## Work to complete
Please quote the material below, starting with its first line and going on through the line that contains "employment-caption: Locals employed".

## Available records

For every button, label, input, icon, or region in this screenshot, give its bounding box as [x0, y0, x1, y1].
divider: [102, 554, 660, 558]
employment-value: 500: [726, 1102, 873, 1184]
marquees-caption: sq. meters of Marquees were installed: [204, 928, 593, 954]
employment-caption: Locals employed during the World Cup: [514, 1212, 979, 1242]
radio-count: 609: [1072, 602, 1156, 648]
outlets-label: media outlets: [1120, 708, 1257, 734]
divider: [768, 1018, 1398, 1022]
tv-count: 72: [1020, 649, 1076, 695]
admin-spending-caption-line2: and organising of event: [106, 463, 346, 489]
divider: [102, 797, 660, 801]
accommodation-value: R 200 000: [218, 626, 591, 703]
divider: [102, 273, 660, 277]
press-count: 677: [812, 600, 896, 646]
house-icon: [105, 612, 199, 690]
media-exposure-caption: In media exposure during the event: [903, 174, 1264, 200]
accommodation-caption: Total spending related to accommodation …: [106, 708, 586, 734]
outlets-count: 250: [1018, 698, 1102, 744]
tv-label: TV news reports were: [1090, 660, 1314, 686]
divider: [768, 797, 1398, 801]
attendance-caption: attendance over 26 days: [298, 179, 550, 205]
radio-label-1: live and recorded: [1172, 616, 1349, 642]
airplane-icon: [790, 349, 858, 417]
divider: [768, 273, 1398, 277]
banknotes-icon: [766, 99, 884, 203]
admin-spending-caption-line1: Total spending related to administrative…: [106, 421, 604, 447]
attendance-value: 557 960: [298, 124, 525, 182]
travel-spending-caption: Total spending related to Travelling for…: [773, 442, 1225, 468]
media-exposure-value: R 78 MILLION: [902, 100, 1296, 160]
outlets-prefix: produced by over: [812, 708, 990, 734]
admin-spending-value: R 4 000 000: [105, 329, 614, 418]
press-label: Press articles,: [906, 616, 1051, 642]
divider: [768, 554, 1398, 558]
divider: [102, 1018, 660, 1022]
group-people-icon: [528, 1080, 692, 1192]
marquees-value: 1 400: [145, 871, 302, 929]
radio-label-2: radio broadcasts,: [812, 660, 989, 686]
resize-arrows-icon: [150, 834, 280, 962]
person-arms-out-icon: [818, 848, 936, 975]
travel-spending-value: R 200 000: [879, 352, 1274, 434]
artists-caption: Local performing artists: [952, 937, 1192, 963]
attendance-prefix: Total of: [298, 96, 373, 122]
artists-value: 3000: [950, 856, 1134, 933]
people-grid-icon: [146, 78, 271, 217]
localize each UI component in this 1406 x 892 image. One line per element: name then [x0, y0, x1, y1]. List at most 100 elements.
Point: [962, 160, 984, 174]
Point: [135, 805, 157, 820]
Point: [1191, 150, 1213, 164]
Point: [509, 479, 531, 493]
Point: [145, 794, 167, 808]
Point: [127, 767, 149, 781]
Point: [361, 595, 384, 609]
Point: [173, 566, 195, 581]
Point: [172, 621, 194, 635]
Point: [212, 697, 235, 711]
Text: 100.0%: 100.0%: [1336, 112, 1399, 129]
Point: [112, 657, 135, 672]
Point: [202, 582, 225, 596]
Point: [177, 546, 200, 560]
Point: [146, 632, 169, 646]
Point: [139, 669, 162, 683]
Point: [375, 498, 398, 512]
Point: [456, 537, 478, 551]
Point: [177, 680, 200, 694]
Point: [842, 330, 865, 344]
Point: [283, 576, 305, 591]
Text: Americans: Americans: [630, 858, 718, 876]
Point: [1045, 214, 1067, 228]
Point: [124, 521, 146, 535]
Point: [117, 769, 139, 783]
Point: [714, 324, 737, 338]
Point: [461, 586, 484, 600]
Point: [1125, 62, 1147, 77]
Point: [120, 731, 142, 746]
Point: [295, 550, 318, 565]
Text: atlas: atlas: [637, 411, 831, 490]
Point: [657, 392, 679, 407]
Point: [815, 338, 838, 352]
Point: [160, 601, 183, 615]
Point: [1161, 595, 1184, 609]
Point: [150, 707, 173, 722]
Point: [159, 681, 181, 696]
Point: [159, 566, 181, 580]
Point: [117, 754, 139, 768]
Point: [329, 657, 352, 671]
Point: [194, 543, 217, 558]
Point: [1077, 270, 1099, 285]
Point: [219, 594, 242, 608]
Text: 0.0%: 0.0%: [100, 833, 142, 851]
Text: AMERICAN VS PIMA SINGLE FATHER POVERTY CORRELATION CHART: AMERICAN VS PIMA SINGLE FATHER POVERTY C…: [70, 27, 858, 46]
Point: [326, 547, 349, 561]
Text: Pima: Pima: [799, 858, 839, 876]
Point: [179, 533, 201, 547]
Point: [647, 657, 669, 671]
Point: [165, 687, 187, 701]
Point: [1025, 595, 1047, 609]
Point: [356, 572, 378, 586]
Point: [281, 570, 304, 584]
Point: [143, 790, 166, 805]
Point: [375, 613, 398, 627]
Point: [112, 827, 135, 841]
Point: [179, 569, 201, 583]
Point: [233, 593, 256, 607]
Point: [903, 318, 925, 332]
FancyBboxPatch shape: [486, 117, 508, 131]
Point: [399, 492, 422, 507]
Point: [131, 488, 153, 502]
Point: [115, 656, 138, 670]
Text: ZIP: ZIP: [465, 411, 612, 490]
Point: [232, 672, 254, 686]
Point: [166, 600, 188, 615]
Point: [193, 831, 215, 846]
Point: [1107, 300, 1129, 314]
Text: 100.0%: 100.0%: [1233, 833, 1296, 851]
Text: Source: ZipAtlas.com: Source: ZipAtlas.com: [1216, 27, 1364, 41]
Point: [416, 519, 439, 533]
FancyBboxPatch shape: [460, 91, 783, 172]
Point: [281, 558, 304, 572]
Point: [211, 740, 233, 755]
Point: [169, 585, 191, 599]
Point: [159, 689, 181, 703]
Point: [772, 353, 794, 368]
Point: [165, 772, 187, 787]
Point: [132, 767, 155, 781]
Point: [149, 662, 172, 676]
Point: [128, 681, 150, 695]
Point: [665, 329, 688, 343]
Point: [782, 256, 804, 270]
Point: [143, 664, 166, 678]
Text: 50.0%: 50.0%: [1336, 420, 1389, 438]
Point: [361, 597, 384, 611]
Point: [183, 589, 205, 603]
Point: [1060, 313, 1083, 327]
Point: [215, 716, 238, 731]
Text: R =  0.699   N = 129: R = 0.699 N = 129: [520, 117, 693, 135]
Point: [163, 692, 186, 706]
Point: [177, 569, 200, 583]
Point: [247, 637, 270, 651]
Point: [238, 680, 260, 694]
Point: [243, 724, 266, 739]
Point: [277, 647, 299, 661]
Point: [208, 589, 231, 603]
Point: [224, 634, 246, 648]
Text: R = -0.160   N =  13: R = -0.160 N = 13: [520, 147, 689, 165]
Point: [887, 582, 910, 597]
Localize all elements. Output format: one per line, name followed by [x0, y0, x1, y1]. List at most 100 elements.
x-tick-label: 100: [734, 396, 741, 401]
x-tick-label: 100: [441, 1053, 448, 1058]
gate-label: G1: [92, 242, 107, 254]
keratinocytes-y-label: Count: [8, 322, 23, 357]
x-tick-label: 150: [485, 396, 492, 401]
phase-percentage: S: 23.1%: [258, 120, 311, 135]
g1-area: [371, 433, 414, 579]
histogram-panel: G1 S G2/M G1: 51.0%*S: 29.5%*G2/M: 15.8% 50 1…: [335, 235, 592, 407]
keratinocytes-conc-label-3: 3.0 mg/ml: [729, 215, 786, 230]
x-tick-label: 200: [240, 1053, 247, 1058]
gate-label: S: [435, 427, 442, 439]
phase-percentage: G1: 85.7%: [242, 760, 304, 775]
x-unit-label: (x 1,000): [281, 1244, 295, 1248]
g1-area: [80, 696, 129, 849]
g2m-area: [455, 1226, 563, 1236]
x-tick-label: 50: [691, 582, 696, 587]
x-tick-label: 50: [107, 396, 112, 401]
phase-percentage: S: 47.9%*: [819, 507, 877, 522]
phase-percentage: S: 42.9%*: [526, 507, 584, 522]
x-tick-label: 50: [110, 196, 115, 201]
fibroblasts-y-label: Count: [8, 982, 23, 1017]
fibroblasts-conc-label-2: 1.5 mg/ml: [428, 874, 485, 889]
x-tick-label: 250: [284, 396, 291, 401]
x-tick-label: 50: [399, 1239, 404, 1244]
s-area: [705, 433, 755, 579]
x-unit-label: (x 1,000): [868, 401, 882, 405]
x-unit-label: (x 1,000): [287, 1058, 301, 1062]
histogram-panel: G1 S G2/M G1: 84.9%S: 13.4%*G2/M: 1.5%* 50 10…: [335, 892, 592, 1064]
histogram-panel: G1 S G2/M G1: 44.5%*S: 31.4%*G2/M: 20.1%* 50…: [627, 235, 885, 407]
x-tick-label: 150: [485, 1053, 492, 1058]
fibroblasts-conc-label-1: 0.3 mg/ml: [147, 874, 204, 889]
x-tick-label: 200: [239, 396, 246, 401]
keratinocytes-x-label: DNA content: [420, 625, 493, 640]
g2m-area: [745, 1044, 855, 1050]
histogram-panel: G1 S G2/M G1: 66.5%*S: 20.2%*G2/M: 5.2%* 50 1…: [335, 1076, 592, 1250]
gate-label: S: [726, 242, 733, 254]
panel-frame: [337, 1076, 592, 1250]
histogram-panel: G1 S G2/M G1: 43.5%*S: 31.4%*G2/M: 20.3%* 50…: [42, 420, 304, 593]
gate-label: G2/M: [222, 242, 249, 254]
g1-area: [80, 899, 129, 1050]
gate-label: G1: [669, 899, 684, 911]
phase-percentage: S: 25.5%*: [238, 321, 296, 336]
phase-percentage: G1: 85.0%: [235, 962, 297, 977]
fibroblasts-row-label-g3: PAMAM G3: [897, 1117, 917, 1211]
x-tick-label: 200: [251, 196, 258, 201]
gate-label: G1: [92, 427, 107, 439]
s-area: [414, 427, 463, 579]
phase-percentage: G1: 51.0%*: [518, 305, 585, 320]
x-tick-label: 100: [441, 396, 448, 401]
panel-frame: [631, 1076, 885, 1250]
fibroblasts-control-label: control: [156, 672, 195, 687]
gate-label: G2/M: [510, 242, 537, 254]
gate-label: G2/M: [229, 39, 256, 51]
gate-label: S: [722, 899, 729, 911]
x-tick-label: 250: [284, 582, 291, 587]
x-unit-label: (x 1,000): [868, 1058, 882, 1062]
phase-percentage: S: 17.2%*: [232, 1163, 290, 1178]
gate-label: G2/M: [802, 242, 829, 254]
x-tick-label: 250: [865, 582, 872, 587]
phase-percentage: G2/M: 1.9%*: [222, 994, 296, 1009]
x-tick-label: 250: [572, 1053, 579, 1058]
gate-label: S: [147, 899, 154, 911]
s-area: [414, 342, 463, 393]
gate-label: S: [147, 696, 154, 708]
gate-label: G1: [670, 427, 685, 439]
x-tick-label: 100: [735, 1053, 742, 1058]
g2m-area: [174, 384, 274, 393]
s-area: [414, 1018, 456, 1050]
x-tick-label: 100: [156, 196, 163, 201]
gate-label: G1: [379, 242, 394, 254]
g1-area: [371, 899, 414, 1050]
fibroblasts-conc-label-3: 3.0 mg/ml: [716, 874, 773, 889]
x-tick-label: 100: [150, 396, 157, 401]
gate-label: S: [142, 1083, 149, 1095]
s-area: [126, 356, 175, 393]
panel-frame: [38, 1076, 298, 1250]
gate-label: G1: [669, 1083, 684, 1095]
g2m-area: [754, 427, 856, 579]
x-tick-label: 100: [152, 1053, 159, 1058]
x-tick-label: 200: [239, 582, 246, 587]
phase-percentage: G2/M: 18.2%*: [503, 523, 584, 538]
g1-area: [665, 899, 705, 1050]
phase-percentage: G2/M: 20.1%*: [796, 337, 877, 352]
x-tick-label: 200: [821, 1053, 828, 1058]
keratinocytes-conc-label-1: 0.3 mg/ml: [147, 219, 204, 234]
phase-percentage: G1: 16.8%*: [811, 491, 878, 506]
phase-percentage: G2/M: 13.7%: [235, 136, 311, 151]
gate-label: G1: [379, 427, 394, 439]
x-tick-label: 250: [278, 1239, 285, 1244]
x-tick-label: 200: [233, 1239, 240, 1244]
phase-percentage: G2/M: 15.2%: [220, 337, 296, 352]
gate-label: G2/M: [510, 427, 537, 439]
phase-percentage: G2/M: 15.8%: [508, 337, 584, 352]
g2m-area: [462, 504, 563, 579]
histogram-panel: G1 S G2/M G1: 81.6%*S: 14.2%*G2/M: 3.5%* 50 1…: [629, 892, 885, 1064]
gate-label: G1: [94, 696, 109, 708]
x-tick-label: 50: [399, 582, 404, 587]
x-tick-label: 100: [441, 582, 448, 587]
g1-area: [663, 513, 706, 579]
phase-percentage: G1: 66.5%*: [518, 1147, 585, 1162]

## Output of the exercise
For every button, label, input, icon, or region in this screenshot, give its bounding box as [x0, y0, x1, y1].
divider: [102, 554, 660, 558]
employment-value: 500: [726, 1102, 873, 1184]
marquees-caption: sq. meters of Marquees were installed: [204, 928, 593, 954]
employment-caption: Locals employed during the World Cup: [514, 1212, 979, 1242]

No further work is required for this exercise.